**Aim of the exercise:** In the listing below, count the lines containing the string "normalisation" and state only the number.

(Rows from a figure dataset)
--

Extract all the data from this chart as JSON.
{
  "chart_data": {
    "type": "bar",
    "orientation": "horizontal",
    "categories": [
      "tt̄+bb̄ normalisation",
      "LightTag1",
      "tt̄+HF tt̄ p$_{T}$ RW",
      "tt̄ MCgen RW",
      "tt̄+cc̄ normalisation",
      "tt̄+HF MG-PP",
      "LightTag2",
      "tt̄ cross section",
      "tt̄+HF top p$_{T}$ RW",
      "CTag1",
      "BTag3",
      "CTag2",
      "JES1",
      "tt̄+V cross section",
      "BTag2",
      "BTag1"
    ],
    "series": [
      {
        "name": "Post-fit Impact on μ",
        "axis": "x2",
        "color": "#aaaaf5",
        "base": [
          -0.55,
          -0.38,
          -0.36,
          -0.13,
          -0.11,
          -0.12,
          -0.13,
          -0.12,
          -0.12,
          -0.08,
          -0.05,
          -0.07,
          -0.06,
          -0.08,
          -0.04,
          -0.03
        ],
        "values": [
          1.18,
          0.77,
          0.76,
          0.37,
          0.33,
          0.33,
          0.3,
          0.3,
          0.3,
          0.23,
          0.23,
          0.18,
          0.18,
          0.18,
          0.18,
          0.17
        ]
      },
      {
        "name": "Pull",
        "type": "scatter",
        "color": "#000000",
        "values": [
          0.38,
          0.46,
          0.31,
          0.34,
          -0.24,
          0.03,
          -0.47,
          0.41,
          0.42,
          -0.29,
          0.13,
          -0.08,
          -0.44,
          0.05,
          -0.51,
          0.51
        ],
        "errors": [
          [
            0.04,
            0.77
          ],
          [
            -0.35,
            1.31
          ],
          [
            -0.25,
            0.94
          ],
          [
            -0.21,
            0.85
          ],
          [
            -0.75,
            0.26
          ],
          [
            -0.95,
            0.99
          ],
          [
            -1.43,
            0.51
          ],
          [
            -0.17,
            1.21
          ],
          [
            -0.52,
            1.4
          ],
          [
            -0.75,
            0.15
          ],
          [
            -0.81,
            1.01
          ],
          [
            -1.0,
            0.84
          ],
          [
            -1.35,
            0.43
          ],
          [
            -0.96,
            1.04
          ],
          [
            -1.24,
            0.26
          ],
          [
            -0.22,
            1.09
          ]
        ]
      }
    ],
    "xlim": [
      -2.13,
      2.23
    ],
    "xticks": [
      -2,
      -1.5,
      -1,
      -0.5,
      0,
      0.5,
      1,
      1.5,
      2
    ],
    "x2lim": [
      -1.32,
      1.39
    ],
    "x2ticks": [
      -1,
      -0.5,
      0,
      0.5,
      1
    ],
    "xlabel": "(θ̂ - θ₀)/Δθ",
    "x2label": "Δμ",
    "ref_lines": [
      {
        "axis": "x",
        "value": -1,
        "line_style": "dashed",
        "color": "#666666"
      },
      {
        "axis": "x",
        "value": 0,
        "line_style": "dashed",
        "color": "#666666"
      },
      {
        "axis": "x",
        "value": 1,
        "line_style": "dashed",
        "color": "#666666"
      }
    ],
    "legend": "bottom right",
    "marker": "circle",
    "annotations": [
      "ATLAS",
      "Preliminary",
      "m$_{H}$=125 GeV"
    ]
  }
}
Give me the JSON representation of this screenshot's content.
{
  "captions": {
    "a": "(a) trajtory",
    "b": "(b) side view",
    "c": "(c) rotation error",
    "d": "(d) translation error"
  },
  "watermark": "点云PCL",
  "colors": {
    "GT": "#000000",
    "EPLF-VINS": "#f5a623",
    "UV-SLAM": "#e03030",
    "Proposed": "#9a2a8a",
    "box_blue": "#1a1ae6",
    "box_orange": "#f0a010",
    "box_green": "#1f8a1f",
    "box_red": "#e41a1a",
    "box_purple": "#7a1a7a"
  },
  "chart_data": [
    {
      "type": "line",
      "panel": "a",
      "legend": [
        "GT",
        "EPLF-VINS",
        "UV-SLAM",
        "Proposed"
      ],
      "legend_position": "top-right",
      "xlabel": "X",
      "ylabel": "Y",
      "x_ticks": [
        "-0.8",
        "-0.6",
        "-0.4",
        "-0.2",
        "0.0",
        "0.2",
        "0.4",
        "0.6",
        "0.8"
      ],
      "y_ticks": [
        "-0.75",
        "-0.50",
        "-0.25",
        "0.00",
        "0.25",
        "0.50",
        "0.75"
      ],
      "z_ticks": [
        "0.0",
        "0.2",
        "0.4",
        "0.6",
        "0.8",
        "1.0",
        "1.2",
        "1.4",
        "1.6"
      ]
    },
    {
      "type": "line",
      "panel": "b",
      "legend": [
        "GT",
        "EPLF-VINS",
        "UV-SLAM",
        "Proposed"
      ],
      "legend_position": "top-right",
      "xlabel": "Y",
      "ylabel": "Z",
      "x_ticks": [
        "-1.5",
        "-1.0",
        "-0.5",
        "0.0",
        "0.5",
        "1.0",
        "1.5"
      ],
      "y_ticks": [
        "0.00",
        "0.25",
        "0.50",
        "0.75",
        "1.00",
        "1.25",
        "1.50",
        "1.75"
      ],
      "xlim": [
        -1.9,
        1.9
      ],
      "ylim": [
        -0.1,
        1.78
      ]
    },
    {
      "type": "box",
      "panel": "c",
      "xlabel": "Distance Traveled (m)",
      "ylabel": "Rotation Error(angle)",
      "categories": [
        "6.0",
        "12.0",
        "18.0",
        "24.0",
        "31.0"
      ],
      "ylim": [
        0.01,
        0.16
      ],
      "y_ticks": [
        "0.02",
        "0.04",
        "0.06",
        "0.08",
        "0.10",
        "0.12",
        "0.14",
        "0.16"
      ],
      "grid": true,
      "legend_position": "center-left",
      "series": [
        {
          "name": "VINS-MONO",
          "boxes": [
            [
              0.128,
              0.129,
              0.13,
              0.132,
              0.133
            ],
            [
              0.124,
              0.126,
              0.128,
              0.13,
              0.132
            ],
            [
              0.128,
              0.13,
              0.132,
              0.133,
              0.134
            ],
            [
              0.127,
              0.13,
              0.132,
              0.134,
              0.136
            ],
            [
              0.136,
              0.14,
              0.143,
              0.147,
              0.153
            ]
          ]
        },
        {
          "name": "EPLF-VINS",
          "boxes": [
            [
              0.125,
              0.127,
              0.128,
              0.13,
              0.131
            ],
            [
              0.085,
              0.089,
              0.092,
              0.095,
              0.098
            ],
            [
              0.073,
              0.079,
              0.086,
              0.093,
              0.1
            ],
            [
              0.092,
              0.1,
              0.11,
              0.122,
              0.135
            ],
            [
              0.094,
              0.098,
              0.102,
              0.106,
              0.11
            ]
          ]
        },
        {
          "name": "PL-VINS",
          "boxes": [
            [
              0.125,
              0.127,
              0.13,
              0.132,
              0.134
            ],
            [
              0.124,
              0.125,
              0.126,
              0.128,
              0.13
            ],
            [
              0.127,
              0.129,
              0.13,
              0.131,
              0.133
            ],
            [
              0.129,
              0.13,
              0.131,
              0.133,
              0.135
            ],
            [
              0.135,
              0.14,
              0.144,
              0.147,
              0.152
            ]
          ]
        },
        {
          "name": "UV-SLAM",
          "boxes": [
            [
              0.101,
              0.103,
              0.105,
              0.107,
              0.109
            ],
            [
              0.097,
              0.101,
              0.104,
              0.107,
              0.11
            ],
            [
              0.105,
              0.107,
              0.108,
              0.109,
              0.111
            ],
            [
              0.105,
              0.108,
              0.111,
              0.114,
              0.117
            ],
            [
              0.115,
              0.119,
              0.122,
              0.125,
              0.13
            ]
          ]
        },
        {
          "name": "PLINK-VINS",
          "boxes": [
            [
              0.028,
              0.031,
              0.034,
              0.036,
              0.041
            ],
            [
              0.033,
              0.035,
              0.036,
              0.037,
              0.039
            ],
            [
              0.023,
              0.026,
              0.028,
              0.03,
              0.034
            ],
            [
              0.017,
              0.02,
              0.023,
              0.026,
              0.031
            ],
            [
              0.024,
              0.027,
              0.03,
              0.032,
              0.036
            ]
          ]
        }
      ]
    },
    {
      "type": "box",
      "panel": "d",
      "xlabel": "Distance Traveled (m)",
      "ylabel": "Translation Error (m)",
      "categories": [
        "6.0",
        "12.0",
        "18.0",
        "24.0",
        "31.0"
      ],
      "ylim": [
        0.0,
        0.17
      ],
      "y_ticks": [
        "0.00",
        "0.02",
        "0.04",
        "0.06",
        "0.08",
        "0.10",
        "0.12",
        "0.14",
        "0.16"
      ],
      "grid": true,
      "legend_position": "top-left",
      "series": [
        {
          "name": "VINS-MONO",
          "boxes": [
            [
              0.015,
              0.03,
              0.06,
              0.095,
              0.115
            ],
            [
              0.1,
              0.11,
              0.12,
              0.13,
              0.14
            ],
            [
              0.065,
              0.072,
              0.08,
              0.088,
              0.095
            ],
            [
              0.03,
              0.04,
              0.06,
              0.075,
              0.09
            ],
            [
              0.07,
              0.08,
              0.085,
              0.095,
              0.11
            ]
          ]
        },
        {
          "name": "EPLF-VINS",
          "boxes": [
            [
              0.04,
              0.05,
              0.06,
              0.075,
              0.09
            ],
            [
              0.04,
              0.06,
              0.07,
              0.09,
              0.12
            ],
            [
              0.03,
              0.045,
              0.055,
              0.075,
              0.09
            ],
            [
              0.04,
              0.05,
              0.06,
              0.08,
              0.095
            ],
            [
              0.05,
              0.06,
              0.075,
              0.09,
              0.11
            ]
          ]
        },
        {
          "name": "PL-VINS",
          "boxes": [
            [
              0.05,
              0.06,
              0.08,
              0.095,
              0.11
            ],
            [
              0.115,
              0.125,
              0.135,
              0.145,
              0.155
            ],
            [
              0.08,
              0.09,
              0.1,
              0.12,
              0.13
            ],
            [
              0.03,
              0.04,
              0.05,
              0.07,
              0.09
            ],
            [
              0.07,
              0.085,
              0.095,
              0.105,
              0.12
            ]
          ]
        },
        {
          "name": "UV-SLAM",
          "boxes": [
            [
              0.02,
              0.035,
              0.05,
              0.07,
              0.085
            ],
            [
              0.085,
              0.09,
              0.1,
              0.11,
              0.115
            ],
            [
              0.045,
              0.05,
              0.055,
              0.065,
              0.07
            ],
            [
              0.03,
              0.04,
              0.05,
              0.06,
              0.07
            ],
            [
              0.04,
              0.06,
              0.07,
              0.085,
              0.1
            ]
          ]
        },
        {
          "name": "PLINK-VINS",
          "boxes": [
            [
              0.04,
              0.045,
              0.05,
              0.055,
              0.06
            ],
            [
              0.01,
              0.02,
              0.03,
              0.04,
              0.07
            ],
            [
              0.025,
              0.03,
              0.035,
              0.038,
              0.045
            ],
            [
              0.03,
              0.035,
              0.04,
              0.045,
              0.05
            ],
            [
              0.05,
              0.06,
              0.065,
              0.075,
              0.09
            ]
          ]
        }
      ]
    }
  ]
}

--

**Output for this task:** 2